Description of the task =
Quote the records that follow in full and exactly; leave out the pictures.

----

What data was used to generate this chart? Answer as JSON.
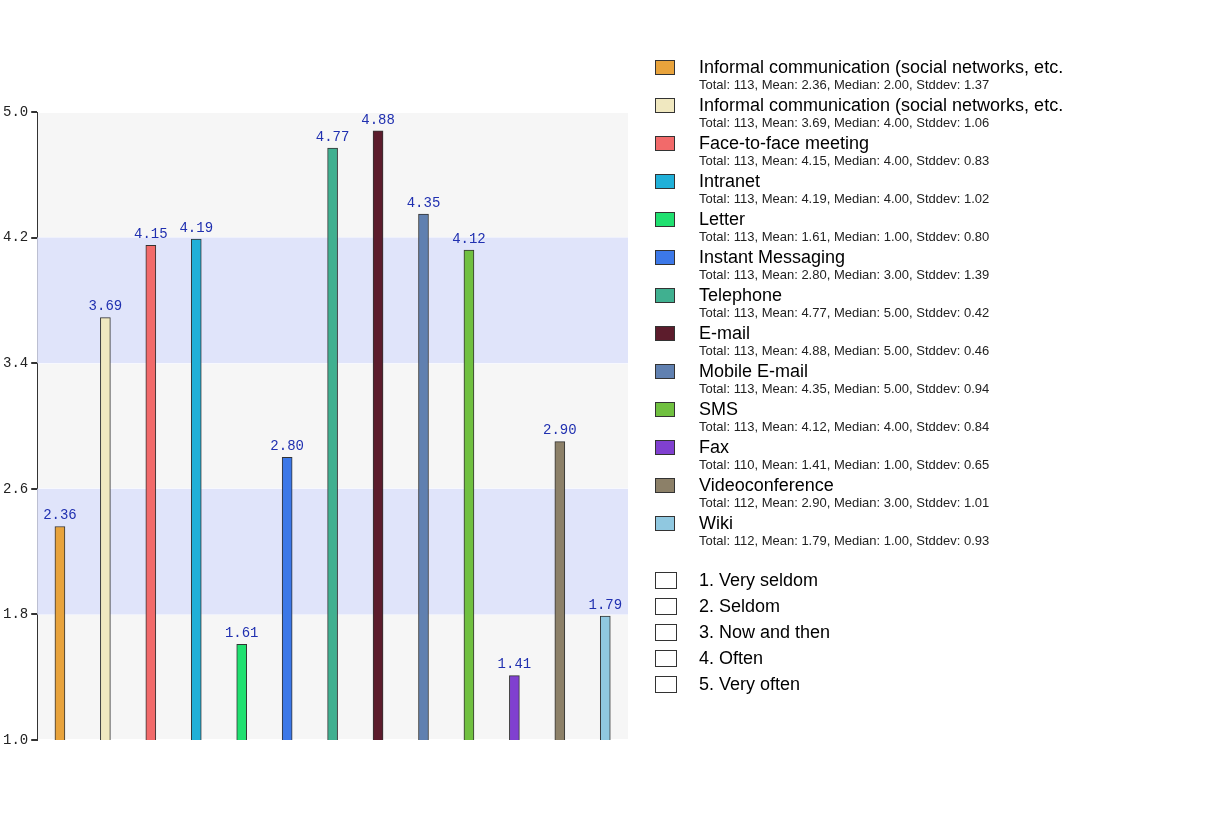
{
  "chart_data": {
    "type": "bar",
    "categories": [
      null,
      null,
      null,
      null,
      null,
      null,
      null,
      null,
      null,
      null,
      null,
      null,
      null
    ],
    "series": [
      {
        "name": "Informal communication (social networks, etc.",
        "color": "#e8a33c",
        "values": [
          2.36,
          null,
          null,
          null,
          null,
          null,
          null,
          null,
          null,
          null,
          null,
          null,
          null
        ],
        "value_labels": [
          "2.36",
          null,
          null,
          null,
          null,
          null,
          null,
          null,
          null,
          null,
          null,
          null,
          null
        ]
      },
      {
        "name": "Informal communication (social networks, etc.",
        "color": "#f0e8c0",
        "values": [
          null,
          3.69,
          null,
          null,
          null,
          null,
          null,
          null,
          null,
          null,
          null,
          null,
          null
        ],
        "value_labels": [
          null,
          "3.69",
          null,
          null,
          null,
          null,
          null,
          null,
          null,
          null,
          null,
          null,
          null
        ]
      },
      {
        "name": "Face-to-face meeting",
        "color": "#f26a6a",
        "values": [
          null,
          null,
          4.15,
          null,
          null,
          null,
          null,
          null,
          null,
          null,
          null,
          null,
          null
        ],
        "value_labels": [
          null,
          null,
          "4.15",
          null,
          null,
          null,
          null,
          null,
          null,
          null,
          null,
          null,
          null
        ]
      },
      {
        "name": "Intranet",
        "color": "#20b0d8",
        "values": [
          null,
          null,
          null,
          4.19,
          null,
          null,
          null,
          null,
          null,
          null,
          null,
          null,
          null
        ],
        "value_labels": [
          null,
          null,
          null,
          "4.19",
          null,
          null,
          null,
          null,
          null,
          null,
          null,
          null,
          null
        ]
      },
      {
        "name": "Letter",
        "color": "#20e070",
        "values": [
          null,
          null,
          null,
          null,
          1.61,
          null,
          null,
          null,
          null,
          null,
          null,
          null,
          null
        ],
        "value_labels": [
          null,
          null,
          null,
          null,
          "1.61",
          null,
          null,
          null,
          null,
          null,
          null,
          null,
          null
        ]
      },
      {
        "name": "Instant Messaging",
        "color": "#3c78e8",
        "values": [
          null,
          null,
          null,
          null,
          null,
          2.8,
          null,
          null,
          null,
          null,
          null,
          null,
          null
        ],
        "value_labels": [
          null,
          null,
          null,
          null,
          null,
          "2.80",
          null,
          null,
          null,
          null,
          null,
          null,
          null
        ]
      },
      {
        "name": "Telephone",
        "color": "#40b090",
        "values": [
          null,
          null,
          null,
          null,
          null,
          null,
          4.77,
          null,
          null,
          null,
          null,
          null,
          null
        ],
        "value_labels": [
          null,
          null,
          null,
          null,
          null,
          null,
          "4.77",
          null,
          null,
          null,
          null,
          null,
          null
        ]
      },
      {
        "name": "E-mail",
        "color": "#5c1c2c",
        "values": [
          null,
          null,
          null,
          null,
          null,
          null,
          null,
          4.88,
          null,
          null,
          null,
          null,
          null
        ],
        "value_labels": [
          null,
          null,
          null,
          null,
          null,
          null,
          null,
          "4.88",
          null,
          null,
          null,
          null,
          null
        ]
      },
      {
        "name": "Mobile E-mail",
        "color": "#6080b0",
        "values": [
          null,
          null,
          null,
          null,
          null,
          null,
          null,
          null,
          4.35,
          null,
          null,
          null,
          null
        ],
        "value_labels": [
          null,
          null,
          null,
          null,
          null,
          null,
          null,
          null,
          "4.35",
          null,
          null,
          null,
          null
        ]
      },
      {
        "name": "SMS",
        "color": "#70c040",
        "values": [
          null,
          null,
          null,
          null,
          null,
          null,
          null,
          null,
          null,
          4.12,
          null,
          null,
          null
        ],
        "value_labels": [
          null,
          null,
          null,
          null,
          null,
          null,
          null,
          null,
          null,
          "4.12",
          null,
          null,
          null
        ]
      },
      {
        "name": "Fax",
        "color": "#8040d0",
        "values": [
          null,
          null,
          null,
          null,
          null,
          null,
          null,
          null,
          null,
          null,
          1.41,
          null,
          null
        ],
        "value_labels": [
          null,
          null,
          null,
          null,
          null,
          null,
          null,
          null,
          null,
          null,
          "1.41",
          null,
          null
        ]
      },
      {
        "name": "Videoconference",
        "color": "#8c8068",
        "values": [
          null,
          null,
          null,
          null,
          null,
          null,
          null,
          null,
          null,
          null,
          null,
          2.9,
          null
        ],
        "value_labels": [
          null,
          null,
          null,
          null,
          null,
          null,
          null,
          null,
          null,
          null,
          null,
          "2.90",
          null
        ]
      },
      {
        "name": "Wiki",
        "color": "#90c8e0",
        "values": [
          null,
          null,
          null,
          null,
          null,
          null,
          null,
          null,
          null,
          null,
          null,
          null,
          1.79
        ],
        "value_labels": [
          null,
          null,
          null,
          null,
          null,
          null,
          null,
          null,
          null,
          null,
          null,
          null,
          "1.79"
        ]
      }
    ],
    "ylim": [
      1,
      5
    ],
    "yticks": [
      {
        "value": 1,
        "label": "1.0"
      },
      {
        "value": 1.8,
        "label": "1.8"
      },
      {
        "value": 2.6,
        "label": "2.6"
      },
      {
        "value": 3.4,
        "label": "3.4"
      },
      {
        "value": 4.2,
        "label": "4.2"
      },
      {
        "value": 5,
        "label": "5.0"
      }
    ],
    "bands": [
      {
        "axis": "y",
        "from": 1.8,
        "to": 2.6,
        "color": "#e0e4fa"
      },
      {
        "axis": "y",
        "from": 3.4,
        "to": 4.2,
        "color": "#e0e4fa"
      }
    ],
    "grid": "y",
    "legend": "right",
    "tick_labels": "y",
    "annotations": [
      "Total: 113, Mean: 2.36, Median: 2.00, Stddev: 1.37",
      "Total: 113, Mean: 3.69, Median: 4.00, Stddev: 1.06",
      "Total: 113, Mean: 4.15, Median: 4.00, Stddev: 0.83",
      "Total: 113, Mean: 4.19, Median: 4.00, Stddev: 1.02",
      "Total: 113, Mean: 1.61, Median: 1.00, Stddev: 0.80",
      "Total: 113, Mean: 2.80, Median: 3.00, Stddev: 1.39",
      "Total: 113, Mean: 4.77, Median: 5.00, Stddev: 0.42",
      "Total: 113, Mean: 4.88, Median: 5.00, Stddev: 0.46",
      "Total: 113, Mean: 4.35, Median: 5.00, Stddev: 0.94",
      "Total: 113, Mean: 4.12, Median: 4.00, Stddev: 0.84",
      "Total: 110, Mean: 1.41, Median: 1.00, Stddev: 0.65",
      "Total: 112, Mean: 2.90, Median: 3.00, Stddev: 1.01",
      "Total: 112, Mean: 1.79, Median: 1.00, Stddev: 0.93",
      "1. Very seldom",
      "2. Seldom",
      "3. Now and then",
      "4. Often",
      "5. Very often"
    ]
  }
}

----

Written response =
What data was used to generate this chart? Answer as JSON.
{
  "chart_data": {
    "type": "bar",
    "categories": [
      null,
      null,
      null,
      null,
      null,
      null,
      null,
      null,
      null,
      null,
      null,
      null,
      null
    ],
    "series": [
      {
        "name": "Informal communication (social networks, etc.",
        "color": "#e8a33c",
        "values": [
          2.36,
          null,
          null,
          null,
          null,
          null,
          null,
          null,
          null,
          null,
          null,
          null,
          null
        ],
        "value_labels": [
          "2.36",
          null,
          null,
          null,
          null,
          null,
          null,
          null,
          null,
          null,
          null,
          null,
          null
        ]
      },
      {
        "name": "Informal communication (social networks, etc.",
        "color": "#f0e8c0",
        "values": [
          null,
          3.69,
          null,
          null,
          null,
          null,
          null,
          null,
          null,
          null,
          null,
          null,
          null
        ],
        "value_labels": [
          null,
          "3.69",
          null,
          null,
          null,
          null,
          null,
          null,
          null,
          null,
          null,
          null,
          null
        ]
      },
      {
        "name": "Face-to-face meeting",
        "color": "#f26a6a",
        "values": [
          null,
          null,
          4.15,
          null,
          null,
          null,
          null,
          null,
          null,
          null,
          null,
          null,
          null
        ],
        "value_labels": [
          null,
          null,
          "4.15",
          null,
          null,
          null,
          null,
          null,
          null,
          null,
          null,
          null,
          null
        ]
      },
      {
        "name": "Intranet",
        "color": "#20b0d8",
        "values": [
          null,
          null,
          null,
          4.19,
          null,
          null,
          null,
          null,
          null,
          null,
          null,
          null,
          null
        ],
        "value_labels": [
          null,
          null,
          null,
          "4.19",
          null,
          null,
          null,
          null,
          null,
          null,
          null,
          null,
          null
        ]
      },
      {
        "name": "Letter",
        "color": "#20e070",
        "values": [
          null,
          null,
          null,
          null,
          1.61,
          null,
          null,
          null,
          null,
          null,
          null,
          null,
          null
        ],
        "value_labels": [
          null,
          null,
          null,
          null,
          "1.61",
          null,
          null,
          null,
          null,
          null,
          null,
          null,
          null
        ]
      },
      {
        "name": "Instant Messaging",
        "color": "#3c78e8",
        "values": [
          null,
          null,
          null,
          null,
          null,
          2.8,
          null,
          null,
          null,
          null,
          null,
          null,
          null
        ],
        "value_labels": [
          null,
          null,
          null,
          null,
          null,
          "2.80",
          null,
          null,
          null,
          null,
          null,
          null,
          null
        ]
      },
      {
        "name": "Telephone",
        "color": "#40b090",
        "values": [
          null,
          null,
          null,
          null,
          null,
          null,
          4.77,
          null,
          null,
          null,
          null,
          null,
          null
        ],
        "value_labels": [
          null,
          null,
          null,
          null,
          null,
          null,
          "4.77",
          null,
          null,
          null,
          null,
          null,
          null
        ]
      },
      {
        "name": "E-mail",
        "color": "#5c1c2c",
        "values": [
          null,
          null,
          null,
          null,
          null,
          null,
          null,
          4.88,
          null,
          null,
          null,
          null,
          null
        ],
        "value_labels": [
          null,
          null,
          null,
          null,
          null,
          null,
          null,
          "4.88",
          null,
          null,
          null,
          null,
          null
        ]
      },
      {
        "name": "Mobile E-mail",
        "color": "#6080b0",
        "values": [
          null,
          null,
          null,
          null,
          null,
          null,
          null,
          null,
          4.35,
          null,
          null,
          null,
          null
        ],
        "value_labels": [
          null,
          null,
          null,
          null,
          null,
          null,
          null,
          null,
          "4.35",
          null,
          null,
          null,
          null
        ]
      },
      {
        "name": "SMS",
        "color": "#70c040",
        "values": [
          null,
          null,
          null,
          null,
          null,
          null,
          null,
          null,
          null,
          4.12,
          null,
          null,
          null
        ],
        "value_labels": [
          null,
          null,
          null,
          null,
          null,
          null,
          null,
          null,
          null,
          "4.12",
          null,
          null,
          null
        ]
      },
      {
        "name": "Fax",
        "color": "#8040d0",
        "values": [
          null,
          null,
          null,
          null,
          null,
          null,
          null,
          null,
          null,
          null,
          1.41,
          null,
          null
        ],
        "value_labels": [
          null,
          null,
          null,
          null,
          null,
          null,
          null,
          null,
          null,
          null,
          "1.41",
          null,
          null
        ]
      },
      {
        "name": "Videoconference",
        "color": "#8c8068",
        "values": [
          null,
          null,
          null,
          null,
          null,
          null,
          null,
          null,
          null,
          null,
          null,
          2.9,
          null
        ],
        "value_labels": [
          null,
          null,
          null,
          null,
          null,
          null,
          null,
          null,
          null,
          null,
          null,
          "2.90",
          null
        ]
      },
      {
        "name": "Wiki",
        "color": "#90c8e0",
        "values": [
          null,
          null,
          null,
          null,
          null,
          null,
          null,
          null,
          null,
          null,
          null,
          null,
          1.79
        ],
        "value_labels": [
          null,
          null,
          null,
          null,
          null,
          null,
          null,
          null,
          null,
          null,
          null,
          null,
          "1.79"
        ]
      }
    ],
    "ylim": [
      1,
      5
    ],
    "yticks": [
      {
        "value": 1,
        "label": "1.0"
      },
      {
        "value": 1.8,
        "label": "1.8"
      },
      {
        "value": 2.6,
        "label": "2.6"
      },
      {
        "value": 3.4,
        "label": "3.4"
      },
      {
        "value": 4.2,
        "label": "4.2"
      },
      {
        "value": 5,
        "label": "5.0"
      }
    ],
    "bands": [
      {
        "axis": "y",
        "from": 1.8,
        "to": 2.6,
        "color": "#e0e4fa"
      },
      {
        "axis": "y",
        "from": 3.4,
        "to": 4.2,
        "color": "#e0e4fa"
      }
    ],
    "grid": "y",
    "legend": "right",
    "tick_labels": "y",
    "annotations": [
      "Total: 113, Mean: 2.36, Median: 2.00, Stddev: 1.37",
      "Total: 113, Mean: 3.69, Median: 4.00, Stddev: 1.06",
      "Total: 113, Mean: 4.15, Median: 4.00, Stddev: 0.83",
      "Total: 113, Mean: 4.19, Median: 4.00, Stddev: 1.02",
      "Total: 113, Mean: 1.61, Median: 1.00, Stddev: 0.80",
      "Total: 113, Mean: 2.80, Median: 3.00, Stddev: 1.39",
      "Total: 113, Mean: 4.77, Median: 5.00, Stddev: 0.42",
      "Total: 113, Mean: 4.88, Median: 5.00, Stddev: 0.46",
      "Total: 113, Mean: 4.35, Median: 5.00, Stddev: 0.94",
      "Total: 113, Mean: 4.12, Median: 4.00, Stddev: 0.84",
      "Total: 110, Mean: 1.41, Median: 1.00, Stddev: 0.65",
      "Total: 112, Mean: 2.90, Median: 3.00, Stddev: 1.01",
      "Total: 112, Mean: 1.79, Median: 1.00, Stddev: 0.93",
      "1. Very seldom",
      "2. Seldom",
      "3. Now and then",
      "4. Often",
      "5. Very often"
    ]
  }
}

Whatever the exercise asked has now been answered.